Problem →
Copy out the entries exactly, from the first line to the last.

Given data →
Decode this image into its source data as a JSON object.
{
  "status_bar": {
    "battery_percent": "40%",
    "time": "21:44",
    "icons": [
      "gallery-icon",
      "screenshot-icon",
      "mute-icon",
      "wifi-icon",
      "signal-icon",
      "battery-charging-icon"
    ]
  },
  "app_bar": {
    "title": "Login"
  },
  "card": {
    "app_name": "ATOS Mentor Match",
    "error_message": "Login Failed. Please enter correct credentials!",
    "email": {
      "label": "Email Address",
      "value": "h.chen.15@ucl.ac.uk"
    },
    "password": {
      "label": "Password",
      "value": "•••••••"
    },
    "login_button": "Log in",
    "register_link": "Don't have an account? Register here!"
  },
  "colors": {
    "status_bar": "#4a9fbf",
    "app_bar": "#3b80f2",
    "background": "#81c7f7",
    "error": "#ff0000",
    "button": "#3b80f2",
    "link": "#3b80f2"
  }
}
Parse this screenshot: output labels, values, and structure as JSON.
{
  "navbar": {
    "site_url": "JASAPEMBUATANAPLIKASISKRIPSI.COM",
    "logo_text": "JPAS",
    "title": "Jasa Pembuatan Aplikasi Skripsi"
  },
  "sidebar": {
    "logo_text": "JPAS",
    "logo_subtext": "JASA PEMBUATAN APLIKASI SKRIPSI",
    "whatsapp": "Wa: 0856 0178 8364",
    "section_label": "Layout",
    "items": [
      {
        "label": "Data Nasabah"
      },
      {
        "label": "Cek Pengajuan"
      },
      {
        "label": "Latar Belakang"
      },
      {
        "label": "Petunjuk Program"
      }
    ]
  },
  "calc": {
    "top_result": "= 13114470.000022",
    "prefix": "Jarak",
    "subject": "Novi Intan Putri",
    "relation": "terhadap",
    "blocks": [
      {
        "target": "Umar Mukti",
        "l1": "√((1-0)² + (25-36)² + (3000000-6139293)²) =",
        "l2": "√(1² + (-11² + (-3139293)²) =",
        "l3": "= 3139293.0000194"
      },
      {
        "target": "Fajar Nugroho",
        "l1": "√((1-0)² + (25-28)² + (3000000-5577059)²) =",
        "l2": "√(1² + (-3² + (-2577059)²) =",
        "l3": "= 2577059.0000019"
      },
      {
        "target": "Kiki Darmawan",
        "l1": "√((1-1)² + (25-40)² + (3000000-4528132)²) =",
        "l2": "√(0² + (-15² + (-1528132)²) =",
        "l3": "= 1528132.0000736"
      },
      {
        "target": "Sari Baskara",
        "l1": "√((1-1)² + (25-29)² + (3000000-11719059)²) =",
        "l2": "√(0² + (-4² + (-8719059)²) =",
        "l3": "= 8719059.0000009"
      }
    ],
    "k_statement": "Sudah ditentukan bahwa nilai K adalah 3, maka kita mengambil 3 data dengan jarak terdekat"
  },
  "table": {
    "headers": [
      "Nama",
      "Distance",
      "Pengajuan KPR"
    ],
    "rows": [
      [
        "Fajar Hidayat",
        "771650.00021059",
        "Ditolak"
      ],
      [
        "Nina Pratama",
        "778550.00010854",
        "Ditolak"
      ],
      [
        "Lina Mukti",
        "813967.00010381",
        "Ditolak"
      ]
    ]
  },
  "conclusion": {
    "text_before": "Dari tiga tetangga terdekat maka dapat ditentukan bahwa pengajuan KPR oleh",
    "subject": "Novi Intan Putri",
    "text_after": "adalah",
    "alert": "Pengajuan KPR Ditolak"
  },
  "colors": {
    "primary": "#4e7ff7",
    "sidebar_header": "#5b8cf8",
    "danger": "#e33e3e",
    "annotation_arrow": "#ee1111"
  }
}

Response →
Decode this image into its source data as a JSON object.
{
  "status_bar": {
    "battery_percent": "40%",
    "time": "21:44",
    "icons": [
      "gallery-icon",
      "screenshot-icon",
      "mute-icon",
      "wifi-icon",
      "signal-icon",
      "battery-charging-icon"
    ]
  },
  "app_bar": {
    "title": "Login"
  },
  "card": {
    "app_name": "ATOS Mentor Match",
    "error_message": "Login Failed. Please enter correct credentials!",
    "email": {
      "label": "Email Address",
      "value": "h.chen.15@ucl.ac.uk"
    },
    "password": {
      "label": "Password",
      "value": "•••••••"
    },
    "login_button": "Log in",
    "register_link": "Don't have an account? Register here!"
  },
  "colors": {
    "status_bar": "#4a9fbf",
    "app_bar": "#3b80f2",
    "background": "#81c7f7",
    "error": "#ff0000",
    "button": "#3b80f2",
    "link": "#3b80f2"
  }
}
Parse this screenshot: output labels, values, and structure as JSON.
{
  "navbar": {
    "site_url": "JASAPEMBUATANAPLIKASISKRIPSI.COM",
    "logo_text": "JPAS",
    "title": "Jasa Pembuatan Aplikasi Skripsi"
  },
  "sidebar": {
    "logo_text": "JPAS",
    "logo_subtext": "JASA PEMBUATAN APLIKASI SKRIPSI",
    "whatsapp": "Wa: 0856 0178 8364",
    "section_label": "Layout",
    "items": [
      {
        "label": "Data Nasabah"
      },
      {
        "label": "Cek Pengajuan"
      },
      {
        "label": "Latar Belakang"
      },
      {
        "label": "Petunjuk Program"
      }
    ]
  },
  "calc": {
    "top_result": "= 13114470.000022",
    "prefix": "Jarak",
    "subject": "Novi Intan Putri",
    "relation": "terhadap",
    "blocks": [
      {
        "target": "Umar Mukti",
        "l1": "√((1-0)² + (25-36)² + (3000000-6139293)²) =",
        "l2": "√(1² + (-11² + (-3139293)²) =",
        "l3": "= 3139293.0000194"
      },
      {
        "target": "Fajar Nugroho",
        "l1": "√((1-0)² + (25-28)² + (3000000-5577059)²) =",
        "l2": "√(1² + (-3² + (-2577059)²) =",
        "l3": "= 2577059.0000019"
      },
      {
        "target": "Kiki Darmawan",
        "l1": "√((1-1)² + (25-40)² + (3000000-4528132)²) =",
        "l2": "√(0² + (-15² + (-1528132)²) =",
        "l3": "= 1528132.0000736"
      },
      {
        "target": "Sari Baskara",
        "l1": "√((1-1)² + (25-29)² + (3000000-11719059)²) =",
        "l2": "√(0² + (-4² + (-8719059)²) =",
        "l3": "= 8719059.0000009"
      }
    ],
    "k_statement": "Sudah ditentukan bahwa nilai K adalah 3, maka kita mengambil 3 data dengan jarak terdekat"
  },
  "table": {
    "headers": [
      "Nama",
      "Distance",
      "Pengajuan KPR"
    ],
    "rows": [
      [
        "Fajar Hidayat",
        "771650.00021059",
        "Ditolak"
      ],
      [
        "Nina Pratama",
        "778550.00010854",
        "Ditolak"
      ],
      [
        "Lina Mukti",
        "813967.00010381",
        "Ditolak"
      ]
    ]
  },
  "conclusion": {
    "text_before": "Dari tiga tetangga terdekat maka dapat ditentukan bahwa pengajuan KPR oleh",
    "subject": "Novi Intan Putri",
    "text_after": "adalah",
    "alert": "Pengajuan KPR Ditolak"
  },
  "colors": {
    "primary": "#4e7ff7",
    "sidebar_header": "#5b8cf8",
    "danger": "#e33e3e",
    "annotation_arrow": "#ee1111"
  }
}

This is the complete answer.